Stored data:
--- --- ---

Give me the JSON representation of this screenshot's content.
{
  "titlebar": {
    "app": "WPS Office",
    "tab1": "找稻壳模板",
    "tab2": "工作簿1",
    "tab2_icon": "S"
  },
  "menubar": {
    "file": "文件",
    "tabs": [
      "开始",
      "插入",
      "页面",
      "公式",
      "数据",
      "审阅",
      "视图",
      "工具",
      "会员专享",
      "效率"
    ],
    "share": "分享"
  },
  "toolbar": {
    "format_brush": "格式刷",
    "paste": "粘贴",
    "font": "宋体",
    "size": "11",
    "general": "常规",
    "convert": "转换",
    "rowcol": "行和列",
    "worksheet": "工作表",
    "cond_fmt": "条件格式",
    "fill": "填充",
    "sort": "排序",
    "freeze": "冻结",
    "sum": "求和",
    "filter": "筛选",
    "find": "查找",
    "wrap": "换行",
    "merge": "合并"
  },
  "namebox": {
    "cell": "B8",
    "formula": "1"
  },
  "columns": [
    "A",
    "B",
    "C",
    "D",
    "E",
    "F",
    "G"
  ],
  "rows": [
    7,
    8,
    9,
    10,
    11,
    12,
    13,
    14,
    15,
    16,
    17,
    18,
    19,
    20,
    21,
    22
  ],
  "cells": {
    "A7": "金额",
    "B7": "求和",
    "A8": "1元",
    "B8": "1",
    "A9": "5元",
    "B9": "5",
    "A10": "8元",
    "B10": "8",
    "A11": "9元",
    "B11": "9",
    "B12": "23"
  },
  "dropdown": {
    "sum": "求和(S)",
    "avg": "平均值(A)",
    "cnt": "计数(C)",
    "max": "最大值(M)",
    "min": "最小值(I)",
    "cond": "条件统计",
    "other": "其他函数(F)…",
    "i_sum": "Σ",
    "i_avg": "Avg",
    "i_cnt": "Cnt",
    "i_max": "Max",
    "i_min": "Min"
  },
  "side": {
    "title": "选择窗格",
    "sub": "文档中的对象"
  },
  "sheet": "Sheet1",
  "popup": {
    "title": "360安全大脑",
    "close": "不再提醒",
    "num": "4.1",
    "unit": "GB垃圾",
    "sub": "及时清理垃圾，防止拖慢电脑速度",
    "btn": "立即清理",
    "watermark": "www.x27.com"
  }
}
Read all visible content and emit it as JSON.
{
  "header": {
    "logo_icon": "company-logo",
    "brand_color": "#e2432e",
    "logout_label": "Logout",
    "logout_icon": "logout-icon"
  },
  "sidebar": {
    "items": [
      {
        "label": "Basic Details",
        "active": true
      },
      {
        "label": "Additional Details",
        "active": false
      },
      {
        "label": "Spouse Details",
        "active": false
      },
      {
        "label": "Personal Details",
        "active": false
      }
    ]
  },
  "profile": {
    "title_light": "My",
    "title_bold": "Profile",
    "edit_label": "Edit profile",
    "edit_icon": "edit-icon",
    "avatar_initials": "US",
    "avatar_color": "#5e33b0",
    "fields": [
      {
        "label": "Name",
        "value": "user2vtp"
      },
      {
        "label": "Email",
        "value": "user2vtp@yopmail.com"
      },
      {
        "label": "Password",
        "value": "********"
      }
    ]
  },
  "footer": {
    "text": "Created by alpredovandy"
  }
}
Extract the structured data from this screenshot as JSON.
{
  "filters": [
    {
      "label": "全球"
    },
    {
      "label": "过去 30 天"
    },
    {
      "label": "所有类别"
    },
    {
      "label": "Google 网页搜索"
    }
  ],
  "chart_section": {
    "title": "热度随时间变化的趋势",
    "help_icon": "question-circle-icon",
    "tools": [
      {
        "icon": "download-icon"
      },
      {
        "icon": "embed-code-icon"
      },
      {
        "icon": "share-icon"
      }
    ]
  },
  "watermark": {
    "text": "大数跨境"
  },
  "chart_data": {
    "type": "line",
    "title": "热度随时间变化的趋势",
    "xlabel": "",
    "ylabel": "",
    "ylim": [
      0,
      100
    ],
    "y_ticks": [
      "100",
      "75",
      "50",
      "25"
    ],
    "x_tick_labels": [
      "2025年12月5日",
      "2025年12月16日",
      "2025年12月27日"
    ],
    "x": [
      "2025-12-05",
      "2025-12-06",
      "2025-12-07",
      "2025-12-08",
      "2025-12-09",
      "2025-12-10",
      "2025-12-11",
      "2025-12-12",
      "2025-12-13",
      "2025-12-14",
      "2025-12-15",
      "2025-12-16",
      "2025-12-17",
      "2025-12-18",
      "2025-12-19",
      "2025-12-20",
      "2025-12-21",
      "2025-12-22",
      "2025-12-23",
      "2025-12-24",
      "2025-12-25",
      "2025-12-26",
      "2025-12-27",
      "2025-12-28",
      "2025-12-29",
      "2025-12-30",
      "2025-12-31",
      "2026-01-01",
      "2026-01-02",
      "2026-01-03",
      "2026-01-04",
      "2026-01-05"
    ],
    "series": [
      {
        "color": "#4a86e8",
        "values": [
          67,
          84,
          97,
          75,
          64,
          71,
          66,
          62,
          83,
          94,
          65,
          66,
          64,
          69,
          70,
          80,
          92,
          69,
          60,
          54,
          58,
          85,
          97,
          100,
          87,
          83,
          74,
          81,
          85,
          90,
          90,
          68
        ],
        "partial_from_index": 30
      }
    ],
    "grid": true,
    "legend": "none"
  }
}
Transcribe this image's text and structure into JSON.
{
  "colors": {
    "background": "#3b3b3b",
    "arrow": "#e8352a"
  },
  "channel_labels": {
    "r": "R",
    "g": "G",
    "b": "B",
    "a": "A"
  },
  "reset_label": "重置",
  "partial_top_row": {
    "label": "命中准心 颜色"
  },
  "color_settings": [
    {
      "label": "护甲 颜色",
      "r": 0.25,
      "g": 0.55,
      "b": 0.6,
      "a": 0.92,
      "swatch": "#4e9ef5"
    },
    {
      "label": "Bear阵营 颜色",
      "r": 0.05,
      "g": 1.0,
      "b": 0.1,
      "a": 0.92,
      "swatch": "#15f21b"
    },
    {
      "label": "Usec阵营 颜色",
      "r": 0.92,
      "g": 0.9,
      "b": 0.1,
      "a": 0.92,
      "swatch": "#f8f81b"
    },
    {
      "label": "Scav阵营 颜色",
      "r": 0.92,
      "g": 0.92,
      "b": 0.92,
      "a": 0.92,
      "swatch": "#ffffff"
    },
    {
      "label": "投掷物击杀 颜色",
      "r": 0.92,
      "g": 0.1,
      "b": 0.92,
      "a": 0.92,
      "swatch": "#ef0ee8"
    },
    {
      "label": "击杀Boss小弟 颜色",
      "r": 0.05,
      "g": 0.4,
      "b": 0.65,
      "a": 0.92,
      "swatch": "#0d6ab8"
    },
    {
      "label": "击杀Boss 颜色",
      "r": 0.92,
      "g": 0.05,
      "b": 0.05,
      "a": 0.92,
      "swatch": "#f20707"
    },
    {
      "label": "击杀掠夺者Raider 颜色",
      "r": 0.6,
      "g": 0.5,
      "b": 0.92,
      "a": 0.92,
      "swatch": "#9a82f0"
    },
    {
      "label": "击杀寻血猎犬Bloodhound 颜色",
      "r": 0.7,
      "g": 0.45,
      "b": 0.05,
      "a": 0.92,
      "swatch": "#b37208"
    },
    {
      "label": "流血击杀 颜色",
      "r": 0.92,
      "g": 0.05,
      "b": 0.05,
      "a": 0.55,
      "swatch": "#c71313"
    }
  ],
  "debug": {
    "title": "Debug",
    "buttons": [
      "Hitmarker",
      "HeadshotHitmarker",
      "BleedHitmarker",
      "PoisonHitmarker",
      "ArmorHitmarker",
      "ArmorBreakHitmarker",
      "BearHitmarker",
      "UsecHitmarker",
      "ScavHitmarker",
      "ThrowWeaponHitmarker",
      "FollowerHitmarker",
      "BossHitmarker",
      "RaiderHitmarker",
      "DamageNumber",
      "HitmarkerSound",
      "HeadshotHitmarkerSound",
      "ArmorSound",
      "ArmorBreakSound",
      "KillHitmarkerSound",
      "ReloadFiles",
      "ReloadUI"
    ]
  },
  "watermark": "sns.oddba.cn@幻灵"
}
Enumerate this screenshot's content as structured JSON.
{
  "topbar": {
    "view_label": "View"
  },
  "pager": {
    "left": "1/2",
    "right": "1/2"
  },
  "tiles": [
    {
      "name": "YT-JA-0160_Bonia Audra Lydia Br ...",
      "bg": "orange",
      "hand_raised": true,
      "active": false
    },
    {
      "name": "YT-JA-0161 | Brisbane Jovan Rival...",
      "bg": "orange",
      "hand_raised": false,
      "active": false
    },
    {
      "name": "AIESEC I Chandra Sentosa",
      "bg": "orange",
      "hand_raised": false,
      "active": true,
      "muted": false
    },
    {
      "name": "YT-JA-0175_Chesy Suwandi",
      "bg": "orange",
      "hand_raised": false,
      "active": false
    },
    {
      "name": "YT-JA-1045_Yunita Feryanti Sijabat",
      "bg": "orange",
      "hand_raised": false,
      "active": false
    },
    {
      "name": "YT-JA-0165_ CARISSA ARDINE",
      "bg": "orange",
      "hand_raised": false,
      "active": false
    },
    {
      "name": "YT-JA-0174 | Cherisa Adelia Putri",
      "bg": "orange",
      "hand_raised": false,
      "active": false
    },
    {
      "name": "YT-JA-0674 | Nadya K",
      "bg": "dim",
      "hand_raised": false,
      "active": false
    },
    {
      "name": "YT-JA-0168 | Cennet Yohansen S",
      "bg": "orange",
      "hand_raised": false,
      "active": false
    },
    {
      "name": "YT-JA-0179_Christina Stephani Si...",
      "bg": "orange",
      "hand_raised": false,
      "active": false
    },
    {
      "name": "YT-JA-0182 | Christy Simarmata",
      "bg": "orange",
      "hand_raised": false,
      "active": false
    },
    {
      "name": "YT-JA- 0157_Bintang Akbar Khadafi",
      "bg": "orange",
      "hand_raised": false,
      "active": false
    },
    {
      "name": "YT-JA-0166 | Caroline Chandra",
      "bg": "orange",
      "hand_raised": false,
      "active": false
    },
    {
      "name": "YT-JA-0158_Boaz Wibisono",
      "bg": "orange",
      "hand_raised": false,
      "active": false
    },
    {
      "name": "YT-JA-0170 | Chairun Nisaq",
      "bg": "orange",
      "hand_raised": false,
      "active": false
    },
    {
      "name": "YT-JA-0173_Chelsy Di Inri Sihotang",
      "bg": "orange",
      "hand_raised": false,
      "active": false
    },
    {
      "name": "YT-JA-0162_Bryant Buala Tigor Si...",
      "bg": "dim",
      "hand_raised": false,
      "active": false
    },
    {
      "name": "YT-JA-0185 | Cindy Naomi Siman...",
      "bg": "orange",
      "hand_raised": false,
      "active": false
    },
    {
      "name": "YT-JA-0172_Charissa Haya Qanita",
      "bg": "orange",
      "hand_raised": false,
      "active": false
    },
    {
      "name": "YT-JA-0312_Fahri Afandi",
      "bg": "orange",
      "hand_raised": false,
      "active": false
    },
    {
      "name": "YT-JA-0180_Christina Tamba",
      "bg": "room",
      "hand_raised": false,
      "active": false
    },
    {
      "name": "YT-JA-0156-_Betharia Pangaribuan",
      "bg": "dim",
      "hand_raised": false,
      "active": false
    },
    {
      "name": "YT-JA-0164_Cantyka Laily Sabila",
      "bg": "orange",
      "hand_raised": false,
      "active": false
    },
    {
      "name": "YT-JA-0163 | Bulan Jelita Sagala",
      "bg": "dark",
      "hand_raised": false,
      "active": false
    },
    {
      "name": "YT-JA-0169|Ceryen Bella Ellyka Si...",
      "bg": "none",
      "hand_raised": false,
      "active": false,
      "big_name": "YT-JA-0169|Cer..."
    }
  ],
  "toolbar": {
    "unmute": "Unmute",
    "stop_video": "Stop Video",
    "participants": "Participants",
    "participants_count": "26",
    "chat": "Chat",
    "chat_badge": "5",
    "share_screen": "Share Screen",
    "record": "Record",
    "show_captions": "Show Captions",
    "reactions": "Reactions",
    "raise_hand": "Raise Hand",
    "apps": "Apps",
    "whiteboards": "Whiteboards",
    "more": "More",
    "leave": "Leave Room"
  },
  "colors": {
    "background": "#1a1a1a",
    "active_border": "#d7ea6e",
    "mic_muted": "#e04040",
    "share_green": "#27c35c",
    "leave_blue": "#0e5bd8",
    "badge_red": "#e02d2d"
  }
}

--- --- ---

The exercise:
The word "Chandra" may appear on some lines of these records; state how many such lines there are, and nothing else.

The output:
2